• Task details: Word for word, give the material below again, minus any images.
┌────────
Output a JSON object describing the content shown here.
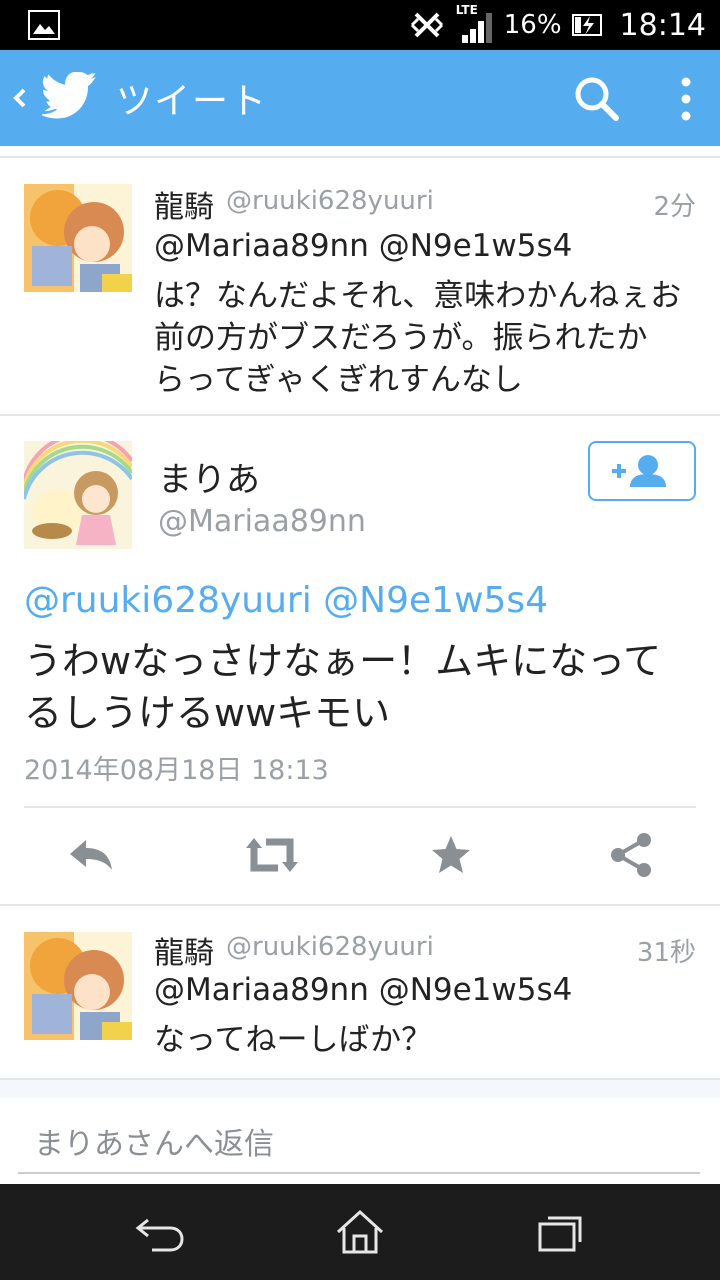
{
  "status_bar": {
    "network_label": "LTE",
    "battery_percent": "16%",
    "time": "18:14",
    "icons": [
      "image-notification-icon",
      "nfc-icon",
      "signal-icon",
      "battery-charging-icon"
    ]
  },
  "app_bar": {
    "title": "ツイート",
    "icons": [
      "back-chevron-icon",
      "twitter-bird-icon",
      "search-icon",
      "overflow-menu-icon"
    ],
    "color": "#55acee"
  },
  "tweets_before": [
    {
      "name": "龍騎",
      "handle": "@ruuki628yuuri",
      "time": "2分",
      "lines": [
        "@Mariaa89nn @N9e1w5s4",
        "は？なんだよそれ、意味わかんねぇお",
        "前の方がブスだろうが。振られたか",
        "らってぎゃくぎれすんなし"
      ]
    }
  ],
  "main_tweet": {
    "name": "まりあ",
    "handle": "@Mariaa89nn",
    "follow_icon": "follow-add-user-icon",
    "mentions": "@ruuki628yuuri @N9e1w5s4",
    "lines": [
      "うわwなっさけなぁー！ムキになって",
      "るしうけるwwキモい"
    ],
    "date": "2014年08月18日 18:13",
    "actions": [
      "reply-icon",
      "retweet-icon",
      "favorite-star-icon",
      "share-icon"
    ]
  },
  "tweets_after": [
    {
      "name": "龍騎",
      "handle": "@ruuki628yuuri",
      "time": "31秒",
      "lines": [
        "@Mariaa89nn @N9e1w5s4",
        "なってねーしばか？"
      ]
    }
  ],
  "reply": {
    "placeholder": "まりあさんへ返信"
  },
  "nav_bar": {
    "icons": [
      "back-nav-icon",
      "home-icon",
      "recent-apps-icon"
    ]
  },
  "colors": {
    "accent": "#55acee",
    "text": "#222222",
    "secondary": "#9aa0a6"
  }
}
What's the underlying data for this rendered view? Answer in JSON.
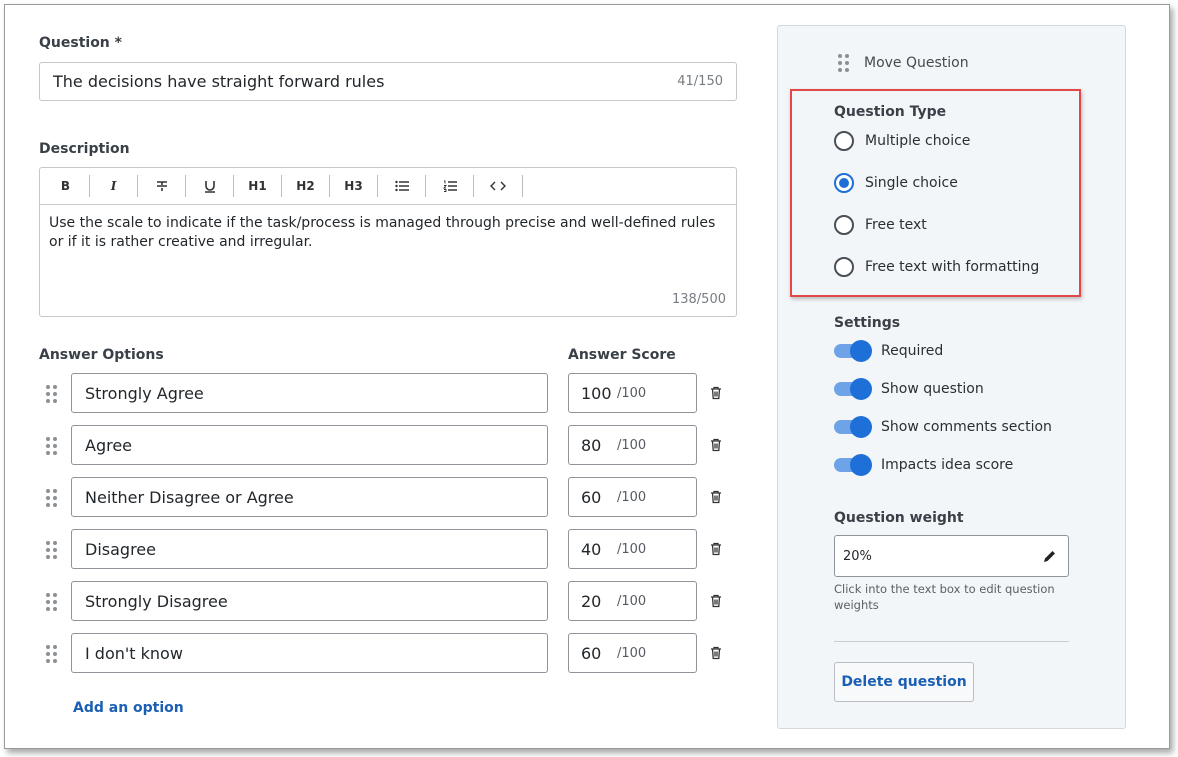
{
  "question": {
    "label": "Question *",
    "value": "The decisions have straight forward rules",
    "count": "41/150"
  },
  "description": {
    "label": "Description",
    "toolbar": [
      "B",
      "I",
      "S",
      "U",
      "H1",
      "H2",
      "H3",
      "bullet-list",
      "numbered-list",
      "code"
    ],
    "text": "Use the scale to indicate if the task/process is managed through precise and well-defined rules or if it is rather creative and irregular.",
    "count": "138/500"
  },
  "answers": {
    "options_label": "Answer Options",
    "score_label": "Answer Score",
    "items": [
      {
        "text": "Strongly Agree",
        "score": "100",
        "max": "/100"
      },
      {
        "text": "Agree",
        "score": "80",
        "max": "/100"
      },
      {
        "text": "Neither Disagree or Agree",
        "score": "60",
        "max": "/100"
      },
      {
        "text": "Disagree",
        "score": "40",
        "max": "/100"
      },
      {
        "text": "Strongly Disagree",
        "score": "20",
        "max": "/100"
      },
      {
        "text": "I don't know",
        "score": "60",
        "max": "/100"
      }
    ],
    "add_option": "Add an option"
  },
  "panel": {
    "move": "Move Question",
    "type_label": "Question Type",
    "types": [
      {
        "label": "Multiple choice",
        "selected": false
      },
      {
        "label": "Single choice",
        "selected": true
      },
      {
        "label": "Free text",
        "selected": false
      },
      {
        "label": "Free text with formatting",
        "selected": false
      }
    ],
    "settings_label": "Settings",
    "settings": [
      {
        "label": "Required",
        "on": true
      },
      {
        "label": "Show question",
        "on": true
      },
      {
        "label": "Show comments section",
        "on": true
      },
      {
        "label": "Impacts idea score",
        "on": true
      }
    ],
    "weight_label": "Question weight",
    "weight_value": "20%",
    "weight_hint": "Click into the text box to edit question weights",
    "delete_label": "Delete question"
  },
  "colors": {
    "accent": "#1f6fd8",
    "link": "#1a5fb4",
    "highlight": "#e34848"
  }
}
└────────
• Answer to this task:
Output a JSON object describing the content shown here.
{
  "status_bar": {
    "network_label": "LTE",
    "battery_percent": "16%",
    "time": "18:14",
    "icons": [
      "image-notification-icon",
      "nfc-icon",
      "signal-icon",
      "battery-charging-icon"
    ]
  },
  "app_bar": {
    "title": "ツイート",
    "icons": [
      "back-chevron-icon",
      "twitter-bird-icon",
      "search-icon",
      "overflow-menu-icon"
    ],
    "color": "#55acee"
  },
  "tweets_before": [
    {
      "name": "龍騎",
      "handle": "@ruuki628yuuri",
      "time": "2分",
      "lines": [
        "@Mariaa89nn @N9e1w5s4",
        "は？なんだよそれ、意味わかんねぇお",
        "前の方がブスだろうが。振られたか",
        "らってぎゃくぎれすんなし"
      ]
    }
  ],
  "main_tweet": {
    "name": "まりあ",
    "handle": "@Mariaa89nn",
    "follow_icon": "follow-add-user-icon",
    "mentions": "@ruuki628yuuri @N9e1w5s4",
    "lines": [
      "うわwなっさけなぁー！ムキになって",
      "るしうけるwwキモい"
    ],
    "date": "2014年08月18日 18:13",
    "actions": [
      "reply-icon",
      "retweet-icon",
      "favorite-star-icon",
      "share-icon"
    ]
  },
  "tweets_after": [
    {
      "name": "龍騎",
      "handle": "@ruuki628yuuri",
      "time": "31秒",
      "lines": [
        "@Mariaa89nn @N9e1w5s4",
        "なってねーしばか？"
      ]
    }
  ],
  "reply": {
    "placeholder": "まりあさんへ返信"
  },
  "nav_bar": {
    "icons": [
      "back-nav-icon",
      "home-icon",
      "recent-apps-icon"
    ]
  },
  "colors": {
    "accent": "#55acee",
    "text": "#222222",
    "secondary": "#9aa0a6"
  }
}
What's the underlying data for this rendered view? Answer in JSON.
{
  "question": {
    "label": "Question *",
    "value": "The decisions have straight forward rules",
    "count": "41/150"
  },
  "description": {
    "label": "Description",
    "toolbar": [
      "B",
      "I",
      "S",
      "U",
      "H1",
      "H2",
      "H3",
      "bullet-list",
      "numbered-list",
      "code"
    ],
    "text": "Use the scale to indicate if the task/process is managed through precise and well-defined rules or if it is rather creative and irregular.",
    "count": "138/500"
  },
  "answers": {
    "options_label": "Answer Options",
    "score_label": "Answer Score",
    "items": [
      {
        "text": "Strongly Agree",
        "score": "100",
        "max": "/100"
      },
      {
        "text": "Agree",
        "score": "80",
        "max": "/100"
      },
      {
        "text": "Neither Disagree or Agree",
        "score": "60",
        "max": "/100"
      },
      {
        "text": "Disagree",
        "score": "40",
        "max": "/100"
      },
      {
        "text": "Strongly Disagree",
        "score": "20",
        "max": "/100"
      },
      {
        "text": "I don't know",
        "score": "60",
        "max": "/100"
      }
    ],
    "add_option": "Add an option"
  },
  "panel": {
    "move": "Move Question",
    "type_label": "Question Type",
    "types": [
      {
        "label": "Multiple choice",
        "selected": false
      },
      {
        "label": "Single choice",
        "selected": true
      },
      {
        "label": "Free text",
        "selected": false
      },
      {
        "label": "Free text with formatting",
        "selected": false
      }
    ],
    "settings_label": "Settings",
    "settings": [
      {
        "label": "Required",
        "on": true
      },
      {
        "label": "Show question",
        "on": true
      },
      {
        "label": "Show comments section",
        "on": true
      },
      {
        "label": "Impacts idea score",
        "on": true
      }
    ],
    "weight_label": "Question weight",
    "weight_value": "20%",
    "weight_hint": "Click into the text box to edit question weights",
    "delete_label": "Delete question"
  },
  "colors": {
    "accent": "#1f6fd8",
    "link": "#1a5fb4",
    "highlight": "#e34848"
  }
}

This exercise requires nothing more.